>> begin RECORDS FOR PROCESSING
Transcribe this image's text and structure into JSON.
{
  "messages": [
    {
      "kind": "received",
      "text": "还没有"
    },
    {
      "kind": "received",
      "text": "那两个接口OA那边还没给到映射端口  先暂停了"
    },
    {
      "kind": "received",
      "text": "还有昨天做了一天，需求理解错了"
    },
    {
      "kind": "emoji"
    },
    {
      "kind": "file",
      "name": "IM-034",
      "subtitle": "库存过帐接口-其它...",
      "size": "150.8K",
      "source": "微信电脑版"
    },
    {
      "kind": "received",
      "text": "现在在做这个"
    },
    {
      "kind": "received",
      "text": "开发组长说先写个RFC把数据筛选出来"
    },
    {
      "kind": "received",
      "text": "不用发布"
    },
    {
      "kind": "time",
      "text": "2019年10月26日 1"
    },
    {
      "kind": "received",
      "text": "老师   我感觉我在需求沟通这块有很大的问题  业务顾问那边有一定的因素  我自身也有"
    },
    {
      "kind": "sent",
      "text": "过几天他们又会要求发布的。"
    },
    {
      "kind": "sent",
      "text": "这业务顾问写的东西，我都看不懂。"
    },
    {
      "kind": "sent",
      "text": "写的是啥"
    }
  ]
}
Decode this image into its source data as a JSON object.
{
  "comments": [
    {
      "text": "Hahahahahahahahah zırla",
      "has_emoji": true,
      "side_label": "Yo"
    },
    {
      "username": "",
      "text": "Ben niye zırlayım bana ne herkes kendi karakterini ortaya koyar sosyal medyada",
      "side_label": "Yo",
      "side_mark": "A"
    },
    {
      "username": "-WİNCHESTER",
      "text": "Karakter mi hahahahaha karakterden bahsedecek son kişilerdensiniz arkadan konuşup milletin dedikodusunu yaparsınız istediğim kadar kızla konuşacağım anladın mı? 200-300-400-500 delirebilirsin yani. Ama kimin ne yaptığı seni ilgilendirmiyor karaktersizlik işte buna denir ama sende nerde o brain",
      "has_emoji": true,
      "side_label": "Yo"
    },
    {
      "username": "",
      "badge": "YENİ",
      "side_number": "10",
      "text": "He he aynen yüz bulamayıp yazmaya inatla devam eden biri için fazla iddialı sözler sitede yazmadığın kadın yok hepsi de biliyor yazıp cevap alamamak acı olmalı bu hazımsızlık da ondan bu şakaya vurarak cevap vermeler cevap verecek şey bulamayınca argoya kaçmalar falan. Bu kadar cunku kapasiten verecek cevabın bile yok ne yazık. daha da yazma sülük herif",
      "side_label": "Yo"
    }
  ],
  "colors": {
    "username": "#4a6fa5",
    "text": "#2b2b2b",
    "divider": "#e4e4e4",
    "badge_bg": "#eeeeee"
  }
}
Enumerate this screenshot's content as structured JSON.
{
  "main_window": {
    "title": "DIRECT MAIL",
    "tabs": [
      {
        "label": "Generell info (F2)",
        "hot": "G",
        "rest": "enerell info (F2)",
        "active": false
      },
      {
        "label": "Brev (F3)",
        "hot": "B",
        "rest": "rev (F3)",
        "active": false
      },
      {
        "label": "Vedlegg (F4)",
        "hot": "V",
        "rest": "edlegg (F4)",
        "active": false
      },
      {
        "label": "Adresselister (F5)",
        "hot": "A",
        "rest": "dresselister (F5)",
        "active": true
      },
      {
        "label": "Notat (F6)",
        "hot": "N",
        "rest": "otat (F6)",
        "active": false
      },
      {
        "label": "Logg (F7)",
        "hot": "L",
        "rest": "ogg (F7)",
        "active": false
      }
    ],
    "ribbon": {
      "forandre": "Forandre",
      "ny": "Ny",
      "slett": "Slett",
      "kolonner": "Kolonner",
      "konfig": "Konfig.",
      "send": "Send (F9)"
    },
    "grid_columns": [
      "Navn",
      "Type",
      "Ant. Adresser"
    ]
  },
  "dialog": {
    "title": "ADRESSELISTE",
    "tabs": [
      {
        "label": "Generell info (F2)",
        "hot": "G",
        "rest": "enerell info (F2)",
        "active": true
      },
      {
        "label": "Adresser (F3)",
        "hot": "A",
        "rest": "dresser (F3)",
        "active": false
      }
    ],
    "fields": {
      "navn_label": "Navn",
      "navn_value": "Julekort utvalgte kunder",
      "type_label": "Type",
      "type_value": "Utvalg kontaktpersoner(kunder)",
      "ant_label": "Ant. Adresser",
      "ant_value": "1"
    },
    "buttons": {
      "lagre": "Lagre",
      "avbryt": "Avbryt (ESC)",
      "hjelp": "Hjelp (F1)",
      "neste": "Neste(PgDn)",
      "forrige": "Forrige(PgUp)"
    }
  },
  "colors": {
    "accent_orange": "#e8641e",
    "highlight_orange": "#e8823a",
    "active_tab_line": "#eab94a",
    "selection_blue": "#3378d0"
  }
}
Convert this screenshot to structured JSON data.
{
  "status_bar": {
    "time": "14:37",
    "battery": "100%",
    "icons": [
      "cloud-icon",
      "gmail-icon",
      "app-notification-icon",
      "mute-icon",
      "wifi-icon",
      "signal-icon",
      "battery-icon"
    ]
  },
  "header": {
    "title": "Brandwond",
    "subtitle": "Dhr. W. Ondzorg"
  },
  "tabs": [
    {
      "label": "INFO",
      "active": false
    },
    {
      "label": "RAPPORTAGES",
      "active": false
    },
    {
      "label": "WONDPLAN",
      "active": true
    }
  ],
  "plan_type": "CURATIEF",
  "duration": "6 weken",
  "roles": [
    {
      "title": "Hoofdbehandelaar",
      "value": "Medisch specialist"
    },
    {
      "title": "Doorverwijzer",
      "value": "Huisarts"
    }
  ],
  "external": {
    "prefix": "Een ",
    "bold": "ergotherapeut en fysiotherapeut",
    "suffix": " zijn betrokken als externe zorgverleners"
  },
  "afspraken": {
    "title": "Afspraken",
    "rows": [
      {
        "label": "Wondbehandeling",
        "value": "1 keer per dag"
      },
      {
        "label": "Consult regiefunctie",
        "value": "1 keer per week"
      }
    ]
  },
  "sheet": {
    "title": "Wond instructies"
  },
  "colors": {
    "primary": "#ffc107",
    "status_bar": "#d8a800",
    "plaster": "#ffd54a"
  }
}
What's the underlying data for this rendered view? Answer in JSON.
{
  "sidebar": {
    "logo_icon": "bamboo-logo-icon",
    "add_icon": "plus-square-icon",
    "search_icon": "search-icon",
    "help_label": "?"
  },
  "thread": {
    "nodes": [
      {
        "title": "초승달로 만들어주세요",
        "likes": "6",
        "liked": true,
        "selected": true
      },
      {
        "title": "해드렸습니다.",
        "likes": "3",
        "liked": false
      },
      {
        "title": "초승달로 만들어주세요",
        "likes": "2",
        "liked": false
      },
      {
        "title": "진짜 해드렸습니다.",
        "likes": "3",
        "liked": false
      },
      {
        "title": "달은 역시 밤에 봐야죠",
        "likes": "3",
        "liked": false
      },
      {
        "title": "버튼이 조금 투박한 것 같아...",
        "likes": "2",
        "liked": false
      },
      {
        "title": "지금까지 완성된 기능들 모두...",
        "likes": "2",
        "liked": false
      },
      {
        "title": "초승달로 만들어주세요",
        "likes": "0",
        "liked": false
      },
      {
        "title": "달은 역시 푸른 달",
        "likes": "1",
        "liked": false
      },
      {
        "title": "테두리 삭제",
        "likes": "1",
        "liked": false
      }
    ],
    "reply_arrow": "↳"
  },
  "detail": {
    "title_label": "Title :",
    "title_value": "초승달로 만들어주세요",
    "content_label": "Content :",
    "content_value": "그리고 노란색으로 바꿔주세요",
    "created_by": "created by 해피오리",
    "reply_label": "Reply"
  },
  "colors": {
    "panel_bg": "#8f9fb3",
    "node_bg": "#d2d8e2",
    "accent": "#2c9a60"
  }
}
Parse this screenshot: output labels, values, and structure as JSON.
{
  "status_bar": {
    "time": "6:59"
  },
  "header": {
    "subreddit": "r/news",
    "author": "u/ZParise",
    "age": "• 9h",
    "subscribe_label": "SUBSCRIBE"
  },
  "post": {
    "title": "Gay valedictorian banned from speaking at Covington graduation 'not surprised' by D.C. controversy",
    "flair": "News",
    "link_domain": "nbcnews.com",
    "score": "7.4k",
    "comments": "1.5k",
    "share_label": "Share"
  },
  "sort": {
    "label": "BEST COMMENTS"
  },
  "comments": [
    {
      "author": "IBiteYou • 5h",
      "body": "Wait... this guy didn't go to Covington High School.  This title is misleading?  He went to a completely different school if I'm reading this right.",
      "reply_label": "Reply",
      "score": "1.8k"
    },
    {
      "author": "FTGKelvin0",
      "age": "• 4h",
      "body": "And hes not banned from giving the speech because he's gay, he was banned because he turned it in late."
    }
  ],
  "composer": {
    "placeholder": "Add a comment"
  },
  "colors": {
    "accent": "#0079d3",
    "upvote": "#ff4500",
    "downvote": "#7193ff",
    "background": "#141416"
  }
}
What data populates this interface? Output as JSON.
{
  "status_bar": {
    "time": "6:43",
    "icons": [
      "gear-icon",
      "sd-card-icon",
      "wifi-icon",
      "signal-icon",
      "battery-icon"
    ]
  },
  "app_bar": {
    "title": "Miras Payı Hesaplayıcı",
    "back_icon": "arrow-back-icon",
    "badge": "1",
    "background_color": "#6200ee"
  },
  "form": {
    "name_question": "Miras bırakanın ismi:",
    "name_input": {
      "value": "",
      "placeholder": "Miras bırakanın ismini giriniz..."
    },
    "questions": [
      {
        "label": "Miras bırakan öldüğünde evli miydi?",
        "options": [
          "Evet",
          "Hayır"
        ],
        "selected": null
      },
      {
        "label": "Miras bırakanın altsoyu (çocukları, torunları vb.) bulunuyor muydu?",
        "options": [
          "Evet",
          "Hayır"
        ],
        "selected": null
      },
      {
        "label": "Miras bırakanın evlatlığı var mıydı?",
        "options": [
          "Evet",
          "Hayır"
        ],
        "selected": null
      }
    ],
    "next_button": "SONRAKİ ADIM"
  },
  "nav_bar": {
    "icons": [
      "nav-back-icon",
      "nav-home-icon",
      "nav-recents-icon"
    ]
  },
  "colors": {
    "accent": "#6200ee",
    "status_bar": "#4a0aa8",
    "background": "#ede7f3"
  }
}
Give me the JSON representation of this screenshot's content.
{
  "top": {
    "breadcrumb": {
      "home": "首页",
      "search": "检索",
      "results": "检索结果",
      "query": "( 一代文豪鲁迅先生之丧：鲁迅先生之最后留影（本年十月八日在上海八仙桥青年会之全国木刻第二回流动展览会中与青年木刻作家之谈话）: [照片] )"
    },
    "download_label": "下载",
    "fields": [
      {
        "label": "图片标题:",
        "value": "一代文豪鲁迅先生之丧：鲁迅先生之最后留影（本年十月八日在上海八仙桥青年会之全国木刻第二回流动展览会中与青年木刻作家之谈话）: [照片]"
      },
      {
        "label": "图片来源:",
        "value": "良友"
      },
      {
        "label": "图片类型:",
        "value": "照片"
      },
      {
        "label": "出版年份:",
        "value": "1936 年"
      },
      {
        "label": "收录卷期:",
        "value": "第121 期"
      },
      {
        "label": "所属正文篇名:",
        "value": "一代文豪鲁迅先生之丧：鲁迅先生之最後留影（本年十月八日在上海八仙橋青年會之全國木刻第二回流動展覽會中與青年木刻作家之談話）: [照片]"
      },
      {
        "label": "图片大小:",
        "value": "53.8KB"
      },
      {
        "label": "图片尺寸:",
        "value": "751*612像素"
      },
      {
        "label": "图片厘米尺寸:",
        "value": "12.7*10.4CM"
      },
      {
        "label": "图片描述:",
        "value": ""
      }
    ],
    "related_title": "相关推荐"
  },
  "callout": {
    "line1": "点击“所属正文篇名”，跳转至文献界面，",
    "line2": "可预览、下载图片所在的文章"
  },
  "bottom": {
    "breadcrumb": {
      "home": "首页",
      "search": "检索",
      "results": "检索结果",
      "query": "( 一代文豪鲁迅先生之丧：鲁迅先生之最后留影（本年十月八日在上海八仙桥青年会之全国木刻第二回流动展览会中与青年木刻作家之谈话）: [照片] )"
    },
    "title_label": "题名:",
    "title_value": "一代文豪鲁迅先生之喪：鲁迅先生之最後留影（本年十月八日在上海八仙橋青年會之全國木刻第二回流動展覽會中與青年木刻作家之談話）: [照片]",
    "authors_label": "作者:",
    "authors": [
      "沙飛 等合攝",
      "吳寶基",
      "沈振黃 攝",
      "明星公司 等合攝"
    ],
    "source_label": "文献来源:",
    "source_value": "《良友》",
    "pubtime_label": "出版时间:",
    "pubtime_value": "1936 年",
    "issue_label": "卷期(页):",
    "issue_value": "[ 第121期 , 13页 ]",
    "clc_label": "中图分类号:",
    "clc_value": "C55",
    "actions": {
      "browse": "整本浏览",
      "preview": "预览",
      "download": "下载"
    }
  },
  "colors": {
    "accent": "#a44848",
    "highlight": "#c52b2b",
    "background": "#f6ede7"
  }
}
>> end RECORDS FOR PROCESSING
- **PROBLEM REQUIREMENTS**
Your task is to report how many lines of the material include the string "username". Give the number and no other words.

- **RESULT OF THIS TASK**
4